WHAT THIS TASK INVOLVES — Make an exact copy of all the entries below, with the pictures left out.

INPUT ROWS —
— Start —

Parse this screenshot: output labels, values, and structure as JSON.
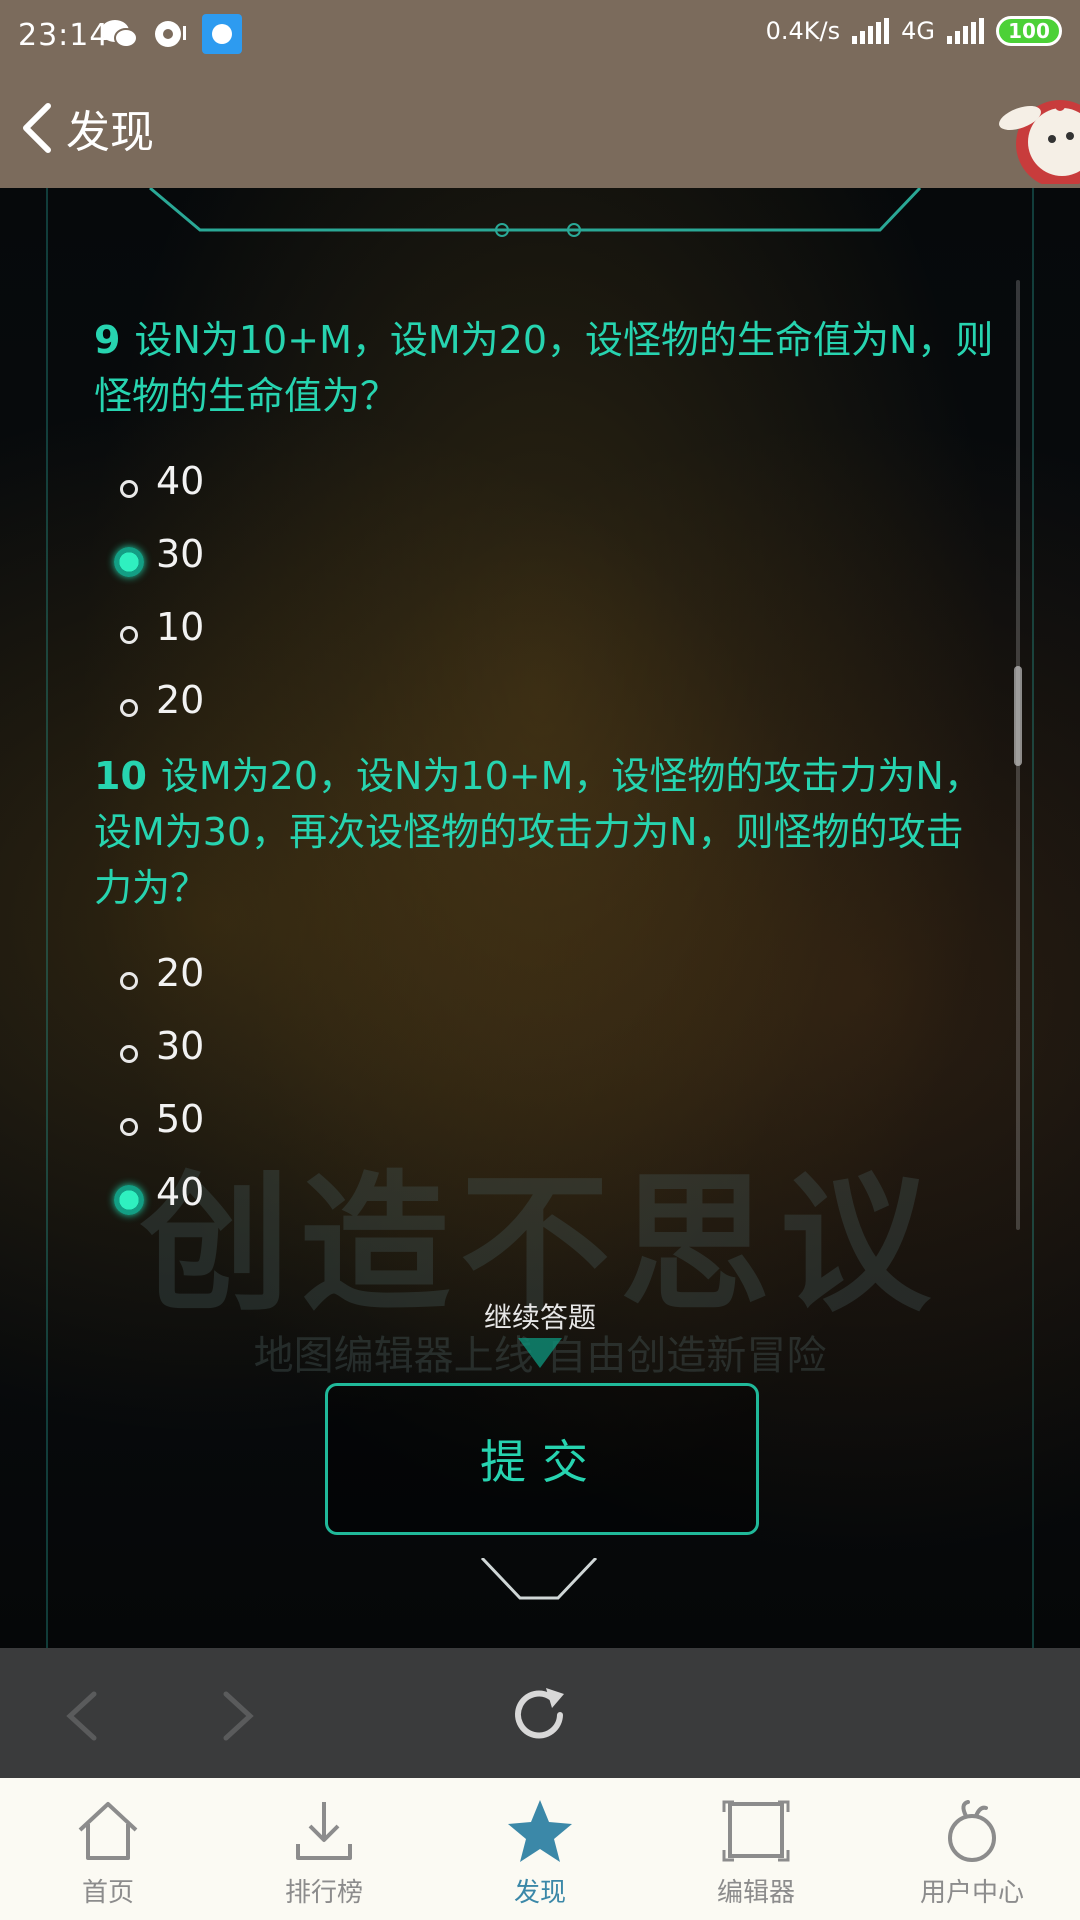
{
  "status_bar": {
    "time": "23:14",
    "net_speed": "0.4K/s",
    "network_type": "4G",
    "battery": "100",
    "app_icons": [
      "wechat-icon",
      "qq-icon",
      "browser-app-icon"
    ]
  },
  "header": {
    "title": "发现"
  },
  "questions": [
    {
      "number": "9",
      "text": "设N为10+M，设M为20，设怪物的生命值为N，则怪物的生命值为？",
      "options": [
        {
          "label": "40",
          "selected": false
        },
        {
          "label": "30",
          "selected": true
        },
        {
          "label": "10",
          "selected": false
        },
        {
          "label": "20",
          "selected": false
        }
      ]
    },
    {
      "number": "10",
      "text": "设M为20，设N为10+M，设怪物的攻击力为N，设M为30，再次设怪物的攻击力为N，则怪物的攻击力为？",
      "options": [
        {
          "label": "20",
          "selected": false
        },
        {
          "label": "30",
          "selected": false
        },
        {
          "label": "50",
          "selected": false
        },
        {
          "label": "40",
          "selected": true
        }
      ]
    }
  ],
  "background": {
    "watermark": "创造不思议",
    "tagline": "地图编辑器上线 自由创造新冒险"
  },
  "continue_label": "继续答题",
  "submit_label": "提交",
  "bottom_tabs": [
    {
      "label": "首页",
      "icon": "home-icon",
      "active": false
    },
    {
      "label": "排行榜",
      "icon": "download-icon",
      "active": false
    },
    {
      "label": "发现",
      "icon": "star-icon",
      "active": true
    },
    {
      "label": "编辑器",
      "icon": "editor-frame-icon",
      "active": false
    },
    {
      "label": "用户中心",
      "icon": "user-center-icon",
      "active": false
    }
  ],
  "colors": {
    "accent": "#27d4b0",
    "header_bg": "#7b6b5c",
    "active_tab": "#3b88a8"
  }
}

— End —

TASK RESULT —
Parse this screenshot: output labels, values, and structure as JSON.
{
  "status_bar": {
    "time": "23:14",
    "net_speed": "0.4K/s",
    "network_type": "4G",
    "battery": "100",
    "app_icons": [
      "wechat-icon",
      "qq-icon",
      "browser-app-icon"
    ]
  },
  "header": {
    "title": "发现"
  },
  "questions": [
    {
      "number": "9",
      "text": "设N为10+M，设M为20，设怪物的生命值为N，则怪物的生命值为？",
      "options": [
        {
          "label": "40",
          "selected": false
        },
        {
          "label": "30",
          "selected": true
        },
        {
          "label": "10",
          "selected": false
        },
        {
          "label": "20",
          "selected": false
        }
      ]
    },
    {
      "number": "10",
      "text": "设M为20，设N为10+M，设怪物的攻击力为N，设M为30，再次设怪物的攻击力为N，则怪物的攻击力为？",
      "options": [
        {
          "label": "20",
          "selected": false
        },
        {
          "label": "30",
          "selected": false
        },
        {
          "label": "50",
          "selected": false
        },
        {
          "label": "40",
          "selected": true
        }
      ]
    }
  ],
  "background": {
    "watermark": "创造不思议",
    "tagline": "地图编辑器上线 自由创造新冒险"
  },
  "continue_label": "继续答题",
  "submit_label": "提交",
  "bottom_tabs": [
    {
      "label": "首页",
      "icon": "home-icon",
      "active": false
    },
    {
      "label": "排行榜",
      "icon": "download-icon",
      "active": false
    },
    {
      "label": "发现",
      "icon": "star-icon",
      "active": true
    },
    {
      "label": "编辑器",
      "icon": "editor-frame-icon",
      "active": false
    },
    {
      "label": "用户中心",
      "icon": "user-center-icon",
      "active": false
    }
  ],
  "colors": {
    "accent": "#27d4b0",
    "header_bg": "#7b6b5c",
    "active_tab": "#3b88a8"
  }
}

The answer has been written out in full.